# EXERCISE DIRECTIONS:
Count how many lines have the word "Folder" in them. Reply with that number by itself.

==================================================

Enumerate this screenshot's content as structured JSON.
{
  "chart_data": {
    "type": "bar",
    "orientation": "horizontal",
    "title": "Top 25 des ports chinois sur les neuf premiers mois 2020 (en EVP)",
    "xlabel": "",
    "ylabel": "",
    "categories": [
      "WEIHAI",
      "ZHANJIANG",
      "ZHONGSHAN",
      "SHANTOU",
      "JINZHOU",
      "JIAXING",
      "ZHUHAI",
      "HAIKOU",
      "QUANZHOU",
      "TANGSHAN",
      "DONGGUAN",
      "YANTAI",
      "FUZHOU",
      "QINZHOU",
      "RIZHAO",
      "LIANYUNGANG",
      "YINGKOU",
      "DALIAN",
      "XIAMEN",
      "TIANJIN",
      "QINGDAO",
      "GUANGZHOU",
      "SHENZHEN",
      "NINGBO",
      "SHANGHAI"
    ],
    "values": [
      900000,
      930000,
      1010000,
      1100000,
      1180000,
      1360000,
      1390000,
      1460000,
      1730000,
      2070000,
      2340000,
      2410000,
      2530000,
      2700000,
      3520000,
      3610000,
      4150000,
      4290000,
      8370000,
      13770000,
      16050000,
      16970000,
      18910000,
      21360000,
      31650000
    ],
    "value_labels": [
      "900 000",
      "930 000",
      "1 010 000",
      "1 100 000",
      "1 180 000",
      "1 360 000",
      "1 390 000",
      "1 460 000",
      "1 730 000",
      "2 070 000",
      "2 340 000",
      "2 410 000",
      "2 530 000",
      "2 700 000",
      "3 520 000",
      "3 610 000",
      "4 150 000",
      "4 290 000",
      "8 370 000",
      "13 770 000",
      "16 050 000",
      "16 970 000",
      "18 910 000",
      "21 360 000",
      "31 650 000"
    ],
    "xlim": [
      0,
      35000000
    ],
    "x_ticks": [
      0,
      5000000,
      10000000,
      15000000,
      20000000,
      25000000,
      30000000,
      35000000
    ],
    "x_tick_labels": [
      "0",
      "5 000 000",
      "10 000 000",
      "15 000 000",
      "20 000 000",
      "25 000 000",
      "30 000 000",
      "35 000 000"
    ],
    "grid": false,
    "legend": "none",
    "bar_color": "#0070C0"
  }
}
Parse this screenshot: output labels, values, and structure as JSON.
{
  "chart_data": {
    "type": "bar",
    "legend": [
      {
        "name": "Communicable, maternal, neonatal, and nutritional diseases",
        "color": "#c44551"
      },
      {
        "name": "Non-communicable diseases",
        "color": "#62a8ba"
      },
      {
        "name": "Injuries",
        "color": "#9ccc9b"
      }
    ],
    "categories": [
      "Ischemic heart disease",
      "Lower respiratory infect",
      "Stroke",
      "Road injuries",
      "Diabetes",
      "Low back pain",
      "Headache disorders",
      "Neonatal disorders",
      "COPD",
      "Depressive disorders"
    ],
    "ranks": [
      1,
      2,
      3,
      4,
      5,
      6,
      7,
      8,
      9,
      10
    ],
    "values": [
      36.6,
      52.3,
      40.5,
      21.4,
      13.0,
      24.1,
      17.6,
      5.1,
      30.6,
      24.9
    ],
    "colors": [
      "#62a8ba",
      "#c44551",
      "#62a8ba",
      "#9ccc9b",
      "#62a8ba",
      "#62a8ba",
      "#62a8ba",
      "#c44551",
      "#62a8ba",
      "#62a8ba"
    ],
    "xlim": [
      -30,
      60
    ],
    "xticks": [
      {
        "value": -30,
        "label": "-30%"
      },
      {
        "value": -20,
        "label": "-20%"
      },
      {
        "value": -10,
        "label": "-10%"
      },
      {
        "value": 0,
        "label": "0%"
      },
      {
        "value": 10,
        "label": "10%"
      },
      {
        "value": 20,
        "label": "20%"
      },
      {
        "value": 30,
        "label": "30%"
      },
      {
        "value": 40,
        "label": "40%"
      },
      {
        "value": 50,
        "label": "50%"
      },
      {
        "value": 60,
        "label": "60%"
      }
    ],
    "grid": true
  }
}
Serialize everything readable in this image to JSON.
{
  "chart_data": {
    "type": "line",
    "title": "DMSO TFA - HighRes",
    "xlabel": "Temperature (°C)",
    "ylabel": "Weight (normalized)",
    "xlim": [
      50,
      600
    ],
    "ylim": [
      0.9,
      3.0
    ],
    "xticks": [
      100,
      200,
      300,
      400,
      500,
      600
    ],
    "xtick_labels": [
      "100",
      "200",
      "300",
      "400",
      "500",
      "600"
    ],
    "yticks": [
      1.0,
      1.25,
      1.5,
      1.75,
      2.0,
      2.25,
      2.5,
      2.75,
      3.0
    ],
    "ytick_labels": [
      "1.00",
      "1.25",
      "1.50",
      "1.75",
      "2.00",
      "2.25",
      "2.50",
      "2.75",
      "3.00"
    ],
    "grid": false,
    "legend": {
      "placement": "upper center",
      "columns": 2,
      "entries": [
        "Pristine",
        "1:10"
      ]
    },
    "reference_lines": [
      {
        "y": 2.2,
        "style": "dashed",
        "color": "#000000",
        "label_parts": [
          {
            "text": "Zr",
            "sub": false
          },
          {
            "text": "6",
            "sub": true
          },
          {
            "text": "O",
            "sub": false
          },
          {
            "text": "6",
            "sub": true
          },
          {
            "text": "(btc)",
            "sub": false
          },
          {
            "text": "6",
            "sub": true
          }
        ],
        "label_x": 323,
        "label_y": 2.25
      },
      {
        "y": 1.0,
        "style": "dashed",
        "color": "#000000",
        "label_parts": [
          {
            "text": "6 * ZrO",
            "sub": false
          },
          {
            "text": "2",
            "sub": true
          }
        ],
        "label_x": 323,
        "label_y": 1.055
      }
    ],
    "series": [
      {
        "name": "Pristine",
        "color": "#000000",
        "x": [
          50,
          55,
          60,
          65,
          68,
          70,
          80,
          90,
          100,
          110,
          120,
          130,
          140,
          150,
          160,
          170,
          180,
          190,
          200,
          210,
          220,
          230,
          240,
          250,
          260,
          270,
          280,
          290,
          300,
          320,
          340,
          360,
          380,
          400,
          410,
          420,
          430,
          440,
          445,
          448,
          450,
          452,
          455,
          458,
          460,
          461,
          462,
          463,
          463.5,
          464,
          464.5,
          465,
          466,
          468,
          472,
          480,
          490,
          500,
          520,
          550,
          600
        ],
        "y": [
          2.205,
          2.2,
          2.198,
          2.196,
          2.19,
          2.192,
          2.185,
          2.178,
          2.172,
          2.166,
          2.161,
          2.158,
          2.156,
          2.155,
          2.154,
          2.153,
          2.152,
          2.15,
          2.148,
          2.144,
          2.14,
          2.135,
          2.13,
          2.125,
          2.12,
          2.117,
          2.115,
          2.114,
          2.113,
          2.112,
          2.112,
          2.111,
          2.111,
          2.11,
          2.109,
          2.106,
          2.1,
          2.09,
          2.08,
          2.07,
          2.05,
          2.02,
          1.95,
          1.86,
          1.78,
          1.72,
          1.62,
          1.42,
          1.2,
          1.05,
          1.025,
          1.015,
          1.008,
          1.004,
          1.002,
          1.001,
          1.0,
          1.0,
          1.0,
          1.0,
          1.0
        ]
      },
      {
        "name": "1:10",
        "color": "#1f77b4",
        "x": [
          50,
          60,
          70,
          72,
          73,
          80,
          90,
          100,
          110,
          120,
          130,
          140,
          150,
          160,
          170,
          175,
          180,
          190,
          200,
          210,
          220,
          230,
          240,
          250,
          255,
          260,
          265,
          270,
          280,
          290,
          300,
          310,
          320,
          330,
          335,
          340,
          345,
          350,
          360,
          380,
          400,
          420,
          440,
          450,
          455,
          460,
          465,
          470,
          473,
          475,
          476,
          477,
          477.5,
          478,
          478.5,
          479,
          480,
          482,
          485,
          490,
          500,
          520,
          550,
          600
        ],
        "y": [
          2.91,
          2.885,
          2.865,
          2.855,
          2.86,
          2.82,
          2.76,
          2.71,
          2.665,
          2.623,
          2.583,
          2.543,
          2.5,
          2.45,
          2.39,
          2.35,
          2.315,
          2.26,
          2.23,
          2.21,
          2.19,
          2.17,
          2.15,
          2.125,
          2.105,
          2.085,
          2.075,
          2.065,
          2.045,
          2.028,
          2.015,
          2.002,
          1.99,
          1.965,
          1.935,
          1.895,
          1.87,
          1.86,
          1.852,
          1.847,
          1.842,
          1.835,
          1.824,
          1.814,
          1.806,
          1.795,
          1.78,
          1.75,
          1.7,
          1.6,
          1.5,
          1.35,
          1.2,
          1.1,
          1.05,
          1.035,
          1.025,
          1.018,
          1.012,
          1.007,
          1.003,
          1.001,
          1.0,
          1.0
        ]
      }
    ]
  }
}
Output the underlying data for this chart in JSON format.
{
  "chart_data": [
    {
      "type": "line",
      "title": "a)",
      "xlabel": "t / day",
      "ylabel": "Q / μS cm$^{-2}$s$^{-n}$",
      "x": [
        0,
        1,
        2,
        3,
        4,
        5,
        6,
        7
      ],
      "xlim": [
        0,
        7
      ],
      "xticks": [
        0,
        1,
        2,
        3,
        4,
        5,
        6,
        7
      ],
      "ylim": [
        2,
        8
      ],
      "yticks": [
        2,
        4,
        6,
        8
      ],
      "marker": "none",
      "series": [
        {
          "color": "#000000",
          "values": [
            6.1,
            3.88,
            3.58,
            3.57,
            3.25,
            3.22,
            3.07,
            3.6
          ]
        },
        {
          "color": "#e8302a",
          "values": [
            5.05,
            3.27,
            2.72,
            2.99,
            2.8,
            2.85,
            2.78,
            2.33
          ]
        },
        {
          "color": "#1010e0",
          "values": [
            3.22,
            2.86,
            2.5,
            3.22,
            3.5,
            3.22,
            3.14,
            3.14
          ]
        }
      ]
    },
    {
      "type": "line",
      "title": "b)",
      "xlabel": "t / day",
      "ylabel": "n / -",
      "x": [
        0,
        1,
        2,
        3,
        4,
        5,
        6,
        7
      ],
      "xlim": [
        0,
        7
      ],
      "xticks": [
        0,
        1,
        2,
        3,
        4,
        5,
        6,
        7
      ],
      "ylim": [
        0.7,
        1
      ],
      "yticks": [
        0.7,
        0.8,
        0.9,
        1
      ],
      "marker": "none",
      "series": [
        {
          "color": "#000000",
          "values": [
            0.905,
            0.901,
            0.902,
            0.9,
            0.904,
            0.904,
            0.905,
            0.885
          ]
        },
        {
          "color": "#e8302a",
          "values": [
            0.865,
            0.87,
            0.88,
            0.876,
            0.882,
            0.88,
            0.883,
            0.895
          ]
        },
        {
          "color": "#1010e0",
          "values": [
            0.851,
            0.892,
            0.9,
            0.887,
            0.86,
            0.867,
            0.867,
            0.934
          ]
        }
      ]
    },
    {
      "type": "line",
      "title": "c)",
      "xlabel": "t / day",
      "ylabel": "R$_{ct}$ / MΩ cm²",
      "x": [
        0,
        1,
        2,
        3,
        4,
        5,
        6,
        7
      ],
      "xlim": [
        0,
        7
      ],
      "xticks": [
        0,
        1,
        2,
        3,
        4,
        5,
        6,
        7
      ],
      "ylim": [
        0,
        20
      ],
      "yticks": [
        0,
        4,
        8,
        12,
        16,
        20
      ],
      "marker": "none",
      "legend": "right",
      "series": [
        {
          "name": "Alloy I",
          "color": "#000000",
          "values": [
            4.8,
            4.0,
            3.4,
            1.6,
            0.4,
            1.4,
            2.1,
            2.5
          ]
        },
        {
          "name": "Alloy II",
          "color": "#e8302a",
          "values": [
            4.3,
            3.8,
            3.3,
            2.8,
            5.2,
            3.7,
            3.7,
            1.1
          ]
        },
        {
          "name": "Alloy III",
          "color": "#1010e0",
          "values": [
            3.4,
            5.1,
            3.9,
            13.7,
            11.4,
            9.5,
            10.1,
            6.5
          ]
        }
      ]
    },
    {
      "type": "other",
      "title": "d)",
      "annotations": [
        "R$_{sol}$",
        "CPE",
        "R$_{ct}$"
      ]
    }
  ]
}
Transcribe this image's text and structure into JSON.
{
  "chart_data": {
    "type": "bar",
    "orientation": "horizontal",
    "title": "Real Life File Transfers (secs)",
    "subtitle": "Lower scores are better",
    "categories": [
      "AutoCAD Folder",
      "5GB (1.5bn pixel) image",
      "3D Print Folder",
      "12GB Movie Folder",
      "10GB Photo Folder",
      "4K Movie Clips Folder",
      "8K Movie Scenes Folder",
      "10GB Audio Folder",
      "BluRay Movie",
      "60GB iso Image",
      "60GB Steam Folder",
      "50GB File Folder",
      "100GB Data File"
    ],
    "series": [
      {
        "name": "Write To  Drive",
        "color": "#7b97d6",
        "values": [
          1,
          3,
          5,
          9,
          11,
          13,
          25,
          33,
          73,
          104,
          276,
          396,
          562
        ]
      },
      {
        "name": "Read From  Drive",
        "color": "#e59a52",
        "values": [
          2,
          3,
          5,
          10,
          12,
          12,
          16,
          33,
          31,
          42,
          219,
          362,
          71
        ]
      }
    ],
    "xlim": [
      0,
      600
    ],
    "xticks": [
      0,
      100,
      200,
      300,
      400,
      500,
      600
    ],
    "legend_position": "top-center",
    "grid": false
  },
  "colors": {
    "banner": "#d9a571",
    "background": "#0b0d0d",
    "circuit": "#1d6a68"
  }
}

==================================================

# WRITTEN SOLUTION:
9